Rows from a figure dataset
— BEGIN —

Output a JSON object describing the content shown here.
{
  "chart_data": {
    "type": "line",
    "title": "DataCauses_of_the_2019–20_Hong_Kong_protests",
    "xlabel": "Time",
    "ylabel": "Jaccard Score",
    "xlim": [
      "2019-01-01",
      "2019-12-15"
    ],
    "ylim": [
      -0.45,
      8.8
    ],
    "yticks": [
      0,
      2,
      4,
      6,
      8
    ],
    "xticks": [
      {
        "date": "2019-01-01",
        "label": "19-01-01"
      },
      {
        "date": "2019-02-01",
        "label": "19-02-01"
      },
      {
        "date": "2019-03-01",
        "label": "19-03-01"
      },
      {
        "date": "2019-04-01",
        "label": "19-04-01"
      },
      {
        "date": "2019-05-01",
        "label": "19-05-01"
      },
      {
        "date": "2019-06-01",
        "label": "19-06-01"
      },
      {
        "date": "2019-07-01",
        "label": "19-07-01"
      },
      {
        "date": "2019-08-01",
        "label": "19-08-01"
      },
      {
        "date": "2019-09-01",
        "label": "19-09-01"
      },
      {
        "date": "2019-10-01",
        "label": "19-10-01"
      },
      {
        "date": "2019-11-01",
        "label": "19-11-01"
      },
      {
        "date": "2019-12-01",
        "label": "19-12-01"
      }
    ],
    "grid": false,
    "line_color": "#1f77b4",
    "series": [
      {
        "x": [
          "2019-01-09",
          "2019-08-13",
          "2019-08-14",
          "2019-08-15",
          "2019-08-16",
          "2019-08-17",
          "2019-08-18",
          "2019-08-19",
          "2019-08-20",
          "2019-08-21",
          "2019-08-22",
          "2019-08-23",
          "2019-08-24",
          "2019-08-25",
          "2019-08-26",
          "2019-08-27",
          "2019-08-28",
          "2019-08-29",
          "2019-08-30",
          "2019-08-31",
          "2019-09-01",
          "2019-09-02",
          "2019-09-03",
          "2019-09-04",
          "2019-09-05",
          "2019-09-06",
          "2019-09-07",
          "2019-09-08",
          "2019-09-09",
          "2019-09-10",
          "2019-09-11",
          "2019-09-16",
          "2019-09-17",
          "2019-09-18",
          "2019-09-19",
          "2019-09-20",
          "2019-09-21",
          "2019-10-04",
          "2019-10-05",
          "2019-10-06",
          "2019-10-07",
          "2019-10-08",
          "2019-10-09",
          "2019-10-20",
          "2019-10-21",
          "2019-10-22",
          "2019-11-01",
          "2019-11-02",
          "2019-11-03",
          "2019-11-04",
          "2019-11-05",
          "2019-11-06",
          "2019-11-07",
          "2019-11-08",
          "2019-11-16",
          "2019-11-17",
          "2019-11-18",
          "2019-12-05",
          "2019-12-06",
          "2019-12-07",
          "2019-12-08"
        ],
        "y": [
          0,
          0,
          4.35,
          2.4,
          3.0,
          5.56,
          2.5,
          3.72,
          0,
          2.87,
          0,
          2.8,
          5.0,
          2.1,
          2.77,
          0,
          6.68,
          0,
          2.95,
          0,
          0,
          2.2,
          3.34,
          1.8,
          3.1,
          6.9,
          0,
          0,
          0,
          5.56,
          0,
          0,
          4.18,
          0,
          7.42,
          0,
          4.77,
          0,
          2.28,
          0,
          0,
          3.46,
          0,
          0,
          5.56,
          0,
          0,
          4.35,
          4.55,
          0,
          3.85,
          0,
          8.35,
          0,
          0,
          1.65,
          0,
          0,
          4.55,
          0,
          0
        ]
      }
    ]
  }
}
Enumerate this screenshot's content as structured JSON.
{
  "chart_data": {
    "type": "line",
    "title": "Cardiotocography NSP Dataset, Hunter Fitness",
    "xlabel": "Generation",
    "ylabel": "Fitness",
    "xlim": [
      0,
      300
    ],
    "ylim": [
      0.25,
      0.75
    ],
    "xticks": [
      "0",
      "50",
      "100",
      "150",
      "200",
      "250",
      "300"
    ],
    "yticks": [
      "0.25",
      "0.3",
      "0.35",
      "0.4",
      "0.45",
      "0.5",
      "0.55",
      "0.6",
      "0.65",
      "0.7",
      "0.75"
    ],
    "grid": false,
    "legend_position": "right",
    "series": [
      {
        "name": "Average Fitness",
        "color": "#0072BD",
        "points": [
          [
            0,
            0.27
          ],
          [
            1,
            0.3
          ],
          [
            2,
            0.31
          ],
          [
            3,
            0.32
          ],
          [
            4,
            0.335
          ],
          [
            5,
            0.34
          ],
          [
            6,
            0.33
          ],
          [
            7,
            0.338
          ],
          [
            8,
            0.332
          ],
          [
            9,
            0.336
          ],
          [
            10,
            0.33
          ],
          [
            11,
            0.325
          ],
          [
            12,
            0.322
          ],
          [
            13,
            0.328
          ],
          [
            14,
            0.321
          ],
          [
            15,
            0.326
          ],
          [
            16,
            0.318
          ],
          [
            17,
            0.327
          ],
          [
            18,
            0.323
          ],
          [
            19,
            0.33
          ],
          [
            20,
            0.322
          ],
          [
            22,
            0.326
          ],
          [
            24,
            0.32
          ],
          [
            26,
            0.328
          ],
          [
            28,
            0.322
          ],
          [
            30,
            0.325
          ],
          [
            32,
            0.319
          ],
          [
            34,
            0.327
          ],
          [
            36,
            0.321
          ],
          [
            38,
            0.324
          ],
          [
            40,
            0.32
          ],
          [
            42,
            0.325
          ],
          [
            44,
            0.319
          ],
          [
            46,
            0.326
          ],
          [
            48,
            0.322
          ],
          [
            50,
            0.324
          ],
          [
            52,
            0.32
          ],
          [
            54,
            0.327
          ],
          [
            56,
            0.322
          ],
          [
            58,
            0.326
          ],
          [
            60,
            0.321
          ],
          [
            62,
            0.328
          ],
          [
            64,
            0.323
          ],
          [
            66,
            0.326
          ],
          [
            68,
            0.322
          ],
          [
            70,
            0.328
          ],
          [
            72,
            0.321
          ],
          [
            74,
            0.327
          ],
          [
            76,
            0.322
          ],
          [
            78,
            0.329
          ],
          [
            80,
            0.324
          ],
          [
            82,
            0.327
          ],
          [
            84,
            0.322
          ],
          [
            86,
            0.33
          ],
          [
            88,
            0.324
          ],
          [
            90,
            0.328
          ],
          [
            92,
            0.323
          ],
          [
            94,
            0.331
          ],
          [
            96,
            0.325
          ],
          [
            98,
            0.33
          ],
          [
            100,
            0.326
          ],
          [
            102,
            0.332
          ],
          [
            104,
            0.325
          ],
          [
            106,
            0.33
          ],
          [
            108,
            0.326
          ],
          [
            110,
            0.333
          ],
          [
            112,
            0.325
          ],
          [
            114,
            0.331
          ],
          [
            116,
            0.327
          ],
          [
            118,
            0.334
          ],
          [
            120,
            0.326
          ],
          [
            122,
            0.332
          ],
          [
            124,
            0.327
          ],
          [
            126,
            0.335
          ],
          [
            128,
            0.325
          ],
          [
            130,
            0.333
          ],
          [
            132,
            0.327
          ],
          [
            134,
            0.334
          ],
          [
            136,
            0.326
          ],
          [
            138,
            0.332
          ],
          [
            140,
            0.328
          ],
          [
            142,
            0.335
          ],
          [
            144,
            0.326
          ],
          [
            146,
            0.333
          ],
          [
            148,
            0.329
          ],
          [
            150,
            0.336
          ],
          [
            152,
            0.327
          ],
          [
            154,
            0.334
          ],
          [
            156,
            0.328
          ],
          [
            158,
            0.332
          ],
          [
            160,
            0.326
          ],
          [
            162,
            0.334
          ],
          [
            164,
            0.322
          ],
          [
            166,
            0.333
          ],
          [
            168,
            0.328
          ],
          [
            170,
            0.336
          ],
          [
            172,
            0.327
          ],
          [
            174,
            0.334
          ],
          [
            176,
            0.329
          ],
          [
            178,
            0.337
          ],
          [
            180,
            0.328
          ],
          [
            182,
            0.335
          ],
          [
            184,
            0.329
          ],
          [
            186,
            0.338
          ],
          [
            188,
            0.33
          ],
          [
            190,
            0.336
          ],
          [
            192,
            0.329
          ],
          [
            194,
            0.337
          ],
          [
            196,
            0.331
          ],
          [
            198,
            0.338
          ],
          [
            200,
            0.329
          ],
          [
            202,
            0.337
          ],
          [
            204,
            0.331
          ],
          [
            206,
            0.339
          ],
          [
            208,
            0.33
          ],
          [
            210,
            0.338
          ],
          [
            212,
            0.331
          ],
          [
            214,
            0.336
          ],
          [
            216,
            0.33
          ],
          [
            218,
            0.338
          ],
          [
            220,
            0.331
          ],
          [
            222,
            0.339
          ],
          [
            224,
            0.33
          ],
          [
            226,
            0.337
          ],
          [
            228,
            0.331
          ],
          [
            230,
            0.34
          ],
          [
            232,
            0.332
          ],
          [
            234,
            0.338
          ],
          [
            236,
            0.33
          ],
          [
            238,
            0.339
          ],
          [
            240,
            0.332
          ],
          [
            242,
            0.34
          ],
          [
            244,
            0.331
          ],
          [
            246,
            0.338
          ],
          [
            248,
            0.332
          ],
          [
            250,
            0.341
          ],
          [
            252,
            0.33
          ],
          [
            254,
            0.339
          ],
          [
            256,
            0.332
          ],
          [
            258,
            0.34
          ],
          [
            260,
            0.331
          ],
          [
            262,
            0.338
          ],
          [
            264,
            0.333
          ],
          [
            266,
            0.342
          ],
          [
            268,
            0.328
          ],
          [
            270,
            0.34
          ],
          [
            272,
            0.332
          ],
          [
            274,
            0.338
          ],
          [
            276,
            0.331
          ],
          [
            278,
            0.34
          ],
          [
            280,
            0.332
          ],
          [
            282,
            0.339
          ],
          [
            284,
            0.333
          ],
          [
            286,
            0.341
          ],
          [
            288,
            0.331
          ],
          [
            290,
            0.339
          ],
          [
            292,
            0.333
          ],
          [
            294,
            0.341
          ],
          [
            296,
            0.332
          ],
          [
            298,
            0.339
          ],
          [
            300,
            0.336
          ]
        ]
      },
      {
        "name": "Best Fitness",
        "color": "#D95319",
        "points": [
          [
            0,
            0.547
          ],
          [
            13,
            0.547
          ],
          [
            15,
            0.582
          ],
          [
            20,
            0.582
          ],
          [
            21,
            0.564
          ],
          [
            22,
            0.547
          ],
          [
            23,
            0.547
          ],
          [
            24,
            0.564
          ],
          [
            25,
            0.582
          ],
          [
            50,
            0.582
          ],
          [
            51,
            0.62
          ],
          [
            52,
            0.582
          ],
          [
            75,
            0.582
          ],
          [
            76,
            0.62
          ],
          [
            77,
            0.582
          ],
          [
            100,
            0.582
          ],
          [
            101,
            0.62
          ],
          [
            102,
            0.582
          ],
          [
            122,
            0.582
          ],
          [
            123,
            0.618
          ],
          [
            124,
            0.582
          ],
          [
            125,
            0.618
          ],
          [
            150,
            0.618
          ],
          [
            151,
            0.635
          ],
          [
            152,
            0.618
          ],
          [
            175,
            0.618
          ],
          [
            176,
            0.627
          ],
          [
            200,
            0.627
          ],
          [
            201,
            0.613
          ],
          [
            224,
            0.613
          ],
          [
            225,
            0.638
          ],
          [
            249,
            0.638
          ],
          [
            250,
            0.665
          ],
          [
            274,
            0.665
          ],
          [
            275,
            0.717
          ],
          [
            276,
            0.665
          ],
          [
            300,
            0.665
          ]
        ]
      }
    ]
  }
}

— END —

▸ REQUEST
Examine the listing and say how many of its lines contain the string "Fitness". Give the number alone.

▸ RESULT BELOW
4